[begin RECORD EXCERPTS]

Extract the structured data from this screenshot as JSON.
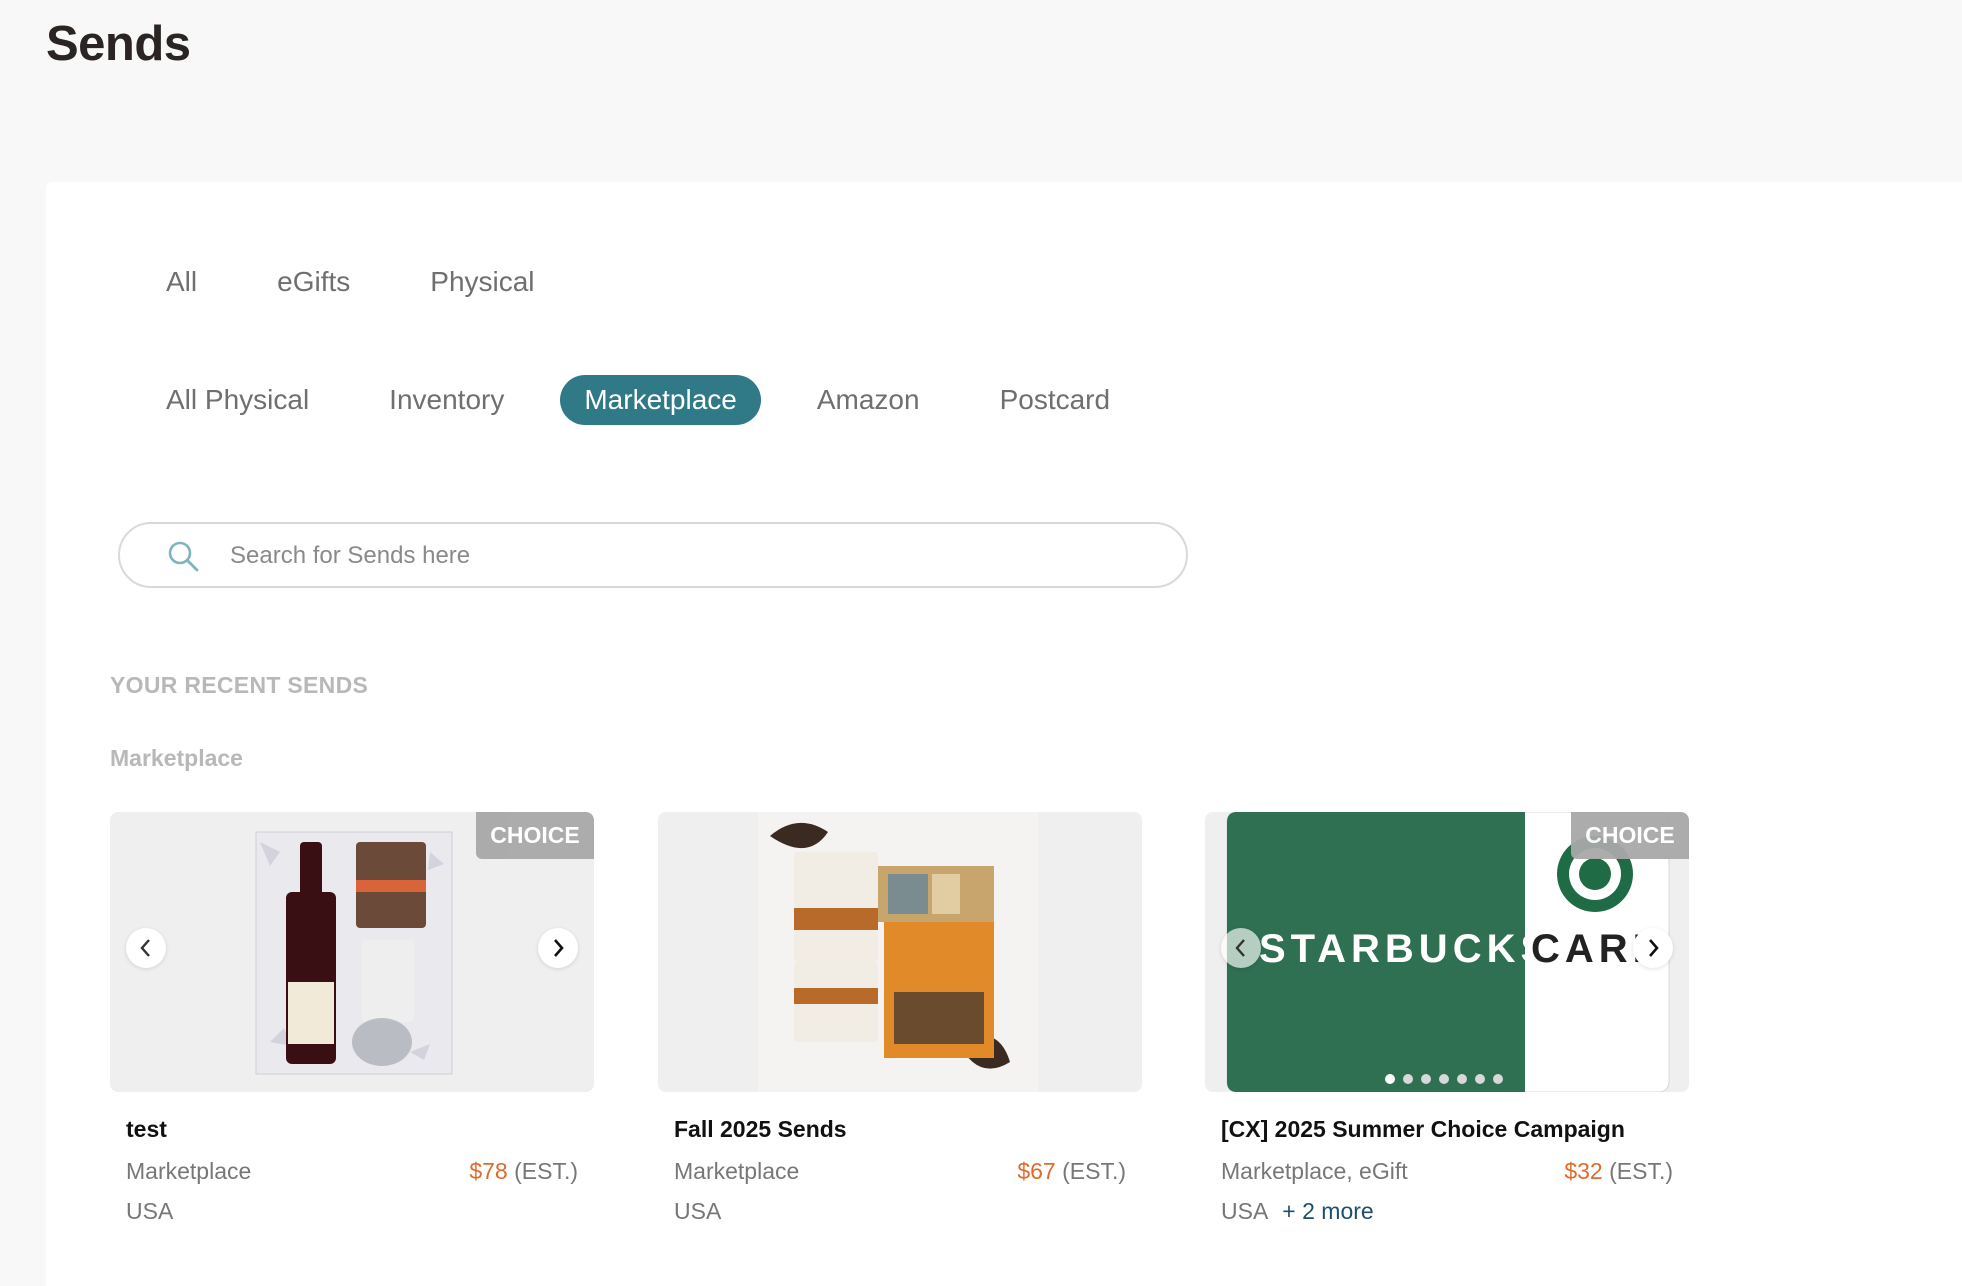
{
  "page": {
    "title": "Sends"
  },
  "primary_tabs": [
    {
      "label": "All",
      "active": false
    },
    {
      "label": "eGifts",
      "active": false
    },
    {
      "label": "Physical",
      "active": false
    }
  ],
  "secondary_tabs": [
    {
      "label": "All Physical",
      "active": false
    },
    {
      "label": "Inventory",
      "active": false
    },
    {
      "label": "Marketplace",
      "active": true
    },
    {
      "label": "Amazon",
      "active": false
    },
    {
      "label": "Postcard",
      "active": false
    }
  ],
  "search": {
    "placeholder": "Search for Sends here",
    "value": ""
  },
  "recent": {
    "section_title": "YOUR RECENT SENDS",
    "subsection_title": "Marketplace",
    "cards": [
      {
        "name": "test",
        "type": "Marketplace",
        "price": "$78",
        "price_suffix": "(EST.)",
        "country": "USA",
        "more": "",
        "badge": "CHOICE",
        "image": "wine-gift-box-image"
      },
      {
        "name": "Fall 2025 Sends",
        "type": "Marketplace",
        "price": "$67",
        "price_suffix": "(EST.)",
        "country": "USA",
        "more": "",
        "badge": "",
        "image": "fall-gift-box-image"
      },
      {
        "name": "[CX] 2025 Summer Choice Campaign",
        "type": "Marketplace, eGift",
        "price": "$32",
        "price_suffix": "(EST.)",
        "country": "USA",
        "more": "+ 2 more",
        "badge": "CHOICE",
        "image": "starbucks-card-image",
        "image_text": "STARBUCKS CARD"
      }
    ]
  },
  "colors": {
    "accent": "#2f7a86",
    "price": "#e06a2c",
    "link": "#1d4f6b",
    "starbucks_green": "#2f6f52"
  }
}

[end RECORD EXCERPTS]

▶ [TO DO] Copy out all the data without changing anything, and drop the pictures.

▶ [EXPECTED ANSWER]
Extract the structured data from this screenshot as JSON.
{
  "page": {
    "title": "Sends"
  },
  "primary_tabs": [
    {
      "label": "All",
      "active": false
    },
    {
      "label": "eGifts",
      "active": false
    },
    {
      "label": "Physical",
      "active": false
    }
  ],
  "secondary_tabs": [
    {
      "label": "All Physical",
      "active": false
    },
    {
      "label": "Inventory",
      "active": false
    },
    {
      "label": "Marketplace",
      "active": true
    },
    {
      "label": "Amazon",
      "active": false
    },
    {
      "label": "Postcard",
      "active": false
    }
  ],
  "search": {
    "placeholder": "Search for Sends here",
    "value": ""
  },
  "recent": {
    "section_title": "YOUR RECENT SENDS",
    "subsection_title": "Marketplace",
    "cards": [
      {
        "name": "test",
        "type": "Marketplace",
        "price": "$78",
        "price_suffix": "(EST.)",
        "country": "USA",
        "more": "",
        "badge": "CHOICE",
        "image": "wine-gift-box-image"
      },
      {
        "name": "Fall 2025 Sends",
        "type": "Marketplace",
        "price": "$67",
        "price_suffix": "(EST.)",
        "country": "USA",
        "more": "",
        "badge": "",
        "image": "fall-gift-box-image"
      },
      {
        "name": "[CX] 2025 Summer Choice Campaign",
        "type": "Marketplace, eGift",
        "price": "$32",
        "price_suffix": "(EST.)",
        "country": "USA",
        "more": "+ 2 more",
        "badge": "CHOICE",
        "image": "starbucks-card-image",
        "image_text": "STARBUCKS CARD"
      }
    ]
  },
  "colors": {
    "accent": "#2f7a86",
    "price": "#e06a2c",
    "link": "#1d4f6b",
    "starbucks_green": "#2f6f52"
  }
}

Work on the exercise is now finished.